● Excerpts from a dataset
※

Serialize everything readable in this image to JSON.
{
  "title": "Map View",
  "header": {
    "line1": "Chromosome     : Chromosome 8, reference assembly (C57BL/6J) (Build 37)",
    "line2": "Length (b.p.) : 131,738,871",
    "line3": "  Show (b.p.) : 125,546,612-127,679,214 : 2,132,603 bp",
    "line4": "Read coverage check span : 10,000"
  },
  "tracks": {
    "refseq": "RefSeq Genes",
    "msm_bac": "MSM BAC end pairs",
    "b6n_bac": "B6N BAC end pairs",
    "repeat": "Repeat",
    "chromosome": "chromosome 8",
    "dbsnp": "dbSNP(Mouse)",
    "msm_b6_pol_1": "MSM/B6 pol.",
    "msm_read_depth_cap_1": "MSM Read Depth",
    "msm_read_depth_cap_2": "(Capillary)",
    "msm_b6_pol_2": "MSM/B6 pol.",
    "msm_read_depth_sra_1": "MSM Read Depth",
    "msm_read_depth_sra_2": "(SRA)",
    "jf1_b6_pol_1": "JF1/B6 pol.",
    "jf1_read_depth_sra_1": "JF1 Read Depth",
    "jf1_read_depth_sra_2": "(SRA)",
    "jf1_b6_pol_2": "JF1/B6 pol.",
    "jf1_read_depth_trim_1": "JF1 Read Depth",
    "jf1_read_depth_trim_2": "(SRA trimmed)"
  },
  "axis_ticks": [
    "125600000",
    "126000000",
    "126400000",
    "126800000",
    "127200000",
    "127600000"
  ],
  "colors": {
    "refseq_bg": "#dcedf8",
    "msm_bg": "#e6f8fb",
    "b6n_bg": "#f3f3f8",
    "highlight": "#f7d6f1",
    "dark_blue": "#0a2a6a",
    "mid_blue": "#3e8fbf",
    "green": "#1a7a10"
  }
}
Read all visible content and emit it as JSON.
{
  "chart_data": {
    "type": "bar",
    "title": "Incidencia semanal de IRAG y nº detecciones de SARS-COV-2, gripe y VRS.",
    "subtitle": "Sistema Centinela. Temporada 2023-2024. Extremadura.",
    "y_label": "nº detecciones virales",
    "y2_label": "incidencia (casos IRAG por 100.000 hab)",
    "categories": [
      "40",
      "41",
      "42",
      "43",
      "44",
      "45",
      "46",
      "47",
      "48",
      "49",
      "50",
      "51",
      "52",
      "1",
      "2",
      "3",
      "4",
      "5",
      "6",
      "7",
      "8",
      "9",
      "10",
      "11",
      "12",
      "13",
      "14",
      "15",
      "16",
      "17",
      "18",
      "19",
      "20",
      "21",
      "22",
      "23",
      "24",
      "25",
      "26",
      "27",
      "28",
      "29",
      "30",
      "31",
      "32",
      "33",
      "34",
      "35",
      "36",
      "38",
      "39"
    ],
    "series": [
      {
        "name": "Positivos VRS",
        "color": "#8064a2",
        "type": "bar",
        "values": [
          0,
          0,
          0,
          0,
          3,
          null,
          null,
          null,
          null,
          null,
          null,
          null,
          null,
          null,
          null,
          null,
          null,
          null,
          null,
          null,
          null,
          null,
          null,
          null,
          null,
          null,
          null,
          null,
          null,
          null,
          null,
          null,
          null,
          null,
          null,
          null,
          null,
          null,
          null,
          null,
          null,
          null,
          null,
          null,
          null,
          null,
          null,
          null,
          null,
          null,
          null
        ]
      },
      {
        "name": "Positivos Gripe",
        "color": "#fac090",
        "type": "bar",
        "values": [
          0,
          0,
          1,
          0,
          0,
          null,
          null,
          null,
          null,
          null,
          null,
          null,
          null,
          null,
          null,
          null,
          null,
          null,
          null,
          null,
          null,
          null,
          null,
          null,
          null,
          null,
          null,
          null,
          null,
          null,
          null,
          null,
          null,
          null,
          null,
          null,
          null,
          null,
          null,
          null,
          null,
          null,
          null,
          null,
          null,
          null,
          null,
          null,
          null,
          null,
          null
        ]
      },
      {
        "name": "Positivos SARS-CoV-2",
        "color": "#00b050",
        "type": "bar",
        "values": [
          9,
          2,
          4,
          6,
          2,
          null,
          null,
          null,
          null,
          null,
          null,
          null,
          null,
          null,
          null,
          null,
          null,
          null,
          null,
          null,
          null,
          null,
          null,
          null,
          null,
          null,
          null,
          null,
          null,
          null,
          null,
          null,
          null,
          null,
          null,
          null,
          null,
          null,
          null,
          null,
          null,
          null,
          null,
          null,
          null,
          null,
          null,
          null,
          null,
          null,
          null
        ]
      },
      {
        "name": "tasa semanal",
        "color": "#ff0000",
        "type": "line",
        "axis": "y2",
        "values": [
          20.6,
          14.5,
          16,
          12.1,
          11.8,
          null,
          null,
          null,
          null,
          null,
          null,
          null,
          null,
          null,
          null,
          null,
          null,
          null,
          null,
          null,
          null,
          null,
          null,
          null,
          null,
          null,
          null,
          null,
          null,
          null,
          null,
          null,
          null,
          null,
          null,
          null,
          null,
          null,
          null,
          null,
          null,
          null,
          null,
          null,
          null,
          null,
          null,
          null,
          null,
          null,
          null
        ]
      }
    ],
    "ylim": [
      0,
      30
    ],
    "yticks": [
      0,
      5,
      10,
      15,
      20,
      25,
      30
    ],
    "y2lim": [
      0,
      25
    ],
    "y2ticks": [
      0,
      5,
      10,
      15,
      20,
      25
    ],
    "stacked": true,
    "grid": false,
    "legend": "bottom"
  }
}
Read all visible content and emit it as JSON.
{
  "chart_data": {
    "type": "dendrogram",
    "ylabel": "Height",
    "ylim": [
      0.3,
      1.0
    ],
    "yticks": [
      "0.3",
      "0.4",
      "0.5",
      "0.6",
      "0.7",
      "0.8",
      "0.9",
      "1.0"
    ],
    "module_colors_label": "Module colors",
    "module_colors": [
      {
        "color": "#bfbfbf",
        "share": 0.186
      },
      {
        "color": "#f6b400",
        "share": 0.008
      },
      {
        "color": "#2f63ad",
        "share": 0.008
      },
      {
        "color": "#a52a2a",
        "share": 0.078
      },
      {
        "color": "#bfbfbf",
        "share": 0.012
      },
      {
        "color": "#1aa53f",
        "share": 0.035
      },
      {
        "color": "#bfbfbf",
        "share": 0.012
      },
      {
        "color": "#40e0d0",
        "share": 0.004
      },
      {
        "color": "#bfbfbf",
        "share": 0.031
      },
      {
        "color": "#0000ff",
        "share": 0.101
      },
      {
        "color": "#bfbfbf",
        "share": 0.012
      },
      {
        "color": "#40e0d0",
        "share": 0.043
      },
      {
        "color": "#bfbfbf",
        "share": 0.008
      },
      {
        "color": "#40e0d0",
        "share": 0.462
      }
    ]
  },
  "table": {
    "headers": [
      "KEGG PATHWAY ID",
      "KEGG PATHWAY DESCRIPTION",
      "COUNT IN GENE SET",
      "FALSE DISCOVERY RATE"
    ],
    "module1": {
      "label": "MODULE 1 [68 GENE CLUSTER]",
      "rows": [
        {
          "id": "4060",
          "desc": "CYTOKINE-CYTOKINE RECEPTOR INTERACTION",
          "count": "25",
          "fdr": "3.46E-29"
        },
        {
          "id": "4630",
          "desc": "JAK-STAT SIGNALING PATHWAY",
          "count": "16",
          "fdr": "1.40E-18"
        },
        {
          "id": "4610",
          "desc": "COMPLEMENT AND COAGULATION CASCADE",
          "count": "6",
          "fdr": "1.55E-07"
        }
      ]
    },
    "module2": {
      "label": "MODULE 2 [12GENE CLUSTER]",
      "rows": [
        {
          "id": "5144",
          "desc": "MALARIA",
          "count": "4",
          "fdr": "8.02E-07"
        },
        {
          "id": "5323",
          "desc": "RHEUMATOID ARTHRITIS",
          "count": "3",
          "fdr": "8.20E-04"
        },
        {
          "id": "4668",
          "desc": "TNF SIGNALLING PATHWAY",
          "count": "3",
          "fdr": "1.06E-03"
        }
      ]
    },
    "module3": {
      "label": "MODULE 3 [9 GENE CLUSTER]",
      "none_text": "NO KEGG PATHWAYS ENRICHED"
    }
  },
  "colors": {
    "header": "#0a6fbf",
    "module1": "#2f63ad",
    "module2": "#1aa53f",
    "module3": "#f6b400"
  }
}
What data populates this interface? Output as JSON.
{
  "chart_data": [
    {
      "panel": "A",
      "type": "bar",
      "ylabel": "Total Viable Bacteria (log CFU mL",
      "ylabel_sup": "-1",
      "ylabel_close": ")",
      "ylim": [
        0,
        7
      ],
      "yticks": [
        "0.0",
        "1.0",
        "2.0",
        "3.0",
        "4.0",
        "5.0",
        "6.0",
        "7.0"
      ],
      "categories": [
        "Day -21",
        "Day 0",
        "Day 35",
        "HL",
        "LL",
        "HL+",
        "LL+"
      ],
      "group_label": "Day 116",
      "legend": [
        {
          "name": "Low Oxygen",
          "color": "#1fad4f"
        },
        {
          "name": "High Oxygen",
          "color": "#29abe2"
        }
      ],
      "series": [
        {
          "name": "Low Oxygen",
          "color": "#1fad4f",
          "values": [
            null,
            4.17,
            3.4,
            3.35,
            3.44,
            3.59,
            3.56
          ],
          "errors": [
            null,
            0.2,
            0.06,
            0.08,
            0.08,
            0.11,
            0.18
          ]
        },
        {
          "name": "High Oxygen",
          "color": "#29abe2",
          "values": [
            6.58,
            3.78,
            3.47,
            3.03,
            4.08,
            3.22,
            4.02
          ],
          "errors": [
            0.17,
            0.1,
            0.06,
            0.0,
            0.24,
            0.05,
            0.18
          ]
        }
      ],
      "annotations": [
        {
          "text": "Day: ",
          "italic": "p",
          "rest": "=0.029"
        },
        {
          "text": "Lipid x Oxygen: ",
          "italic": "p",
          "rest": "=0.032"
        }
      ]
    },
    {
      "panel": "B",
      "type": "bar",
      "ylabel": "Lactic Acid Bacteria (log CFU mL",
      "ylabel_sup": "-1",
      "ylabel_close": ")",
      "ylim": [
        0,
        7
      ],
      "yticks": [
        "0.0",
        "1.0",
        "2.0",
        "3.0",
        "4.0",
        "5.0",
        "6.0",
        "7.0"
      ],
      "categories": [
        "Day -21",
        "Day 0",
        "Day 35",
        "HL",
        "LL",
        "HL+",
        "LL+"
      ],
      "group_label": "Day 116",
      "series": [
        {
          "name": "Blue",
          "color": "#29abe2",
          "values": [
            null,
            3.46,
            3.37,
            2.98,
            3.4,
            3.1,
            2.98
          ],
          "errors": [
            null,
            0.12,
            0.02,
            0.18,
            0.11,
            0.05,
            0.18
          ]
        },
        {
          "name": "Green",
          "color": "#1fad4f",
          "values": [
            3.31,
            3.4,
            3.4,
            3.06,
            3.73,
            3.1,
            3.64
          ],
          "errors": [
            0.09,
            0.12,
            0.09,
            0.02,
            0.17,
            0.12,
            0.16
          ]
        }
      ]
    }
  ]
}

※

● WHAT YOU SHOULD DO
Which lines in the records above contain the string "Bacteria"? Copy each one.

● YOUR SOLUTION
      "ylabel": "Total Viable Bacteria (log CFU mL",
      "ylabel": "Lactic Acid Bacteria (log CFU mL",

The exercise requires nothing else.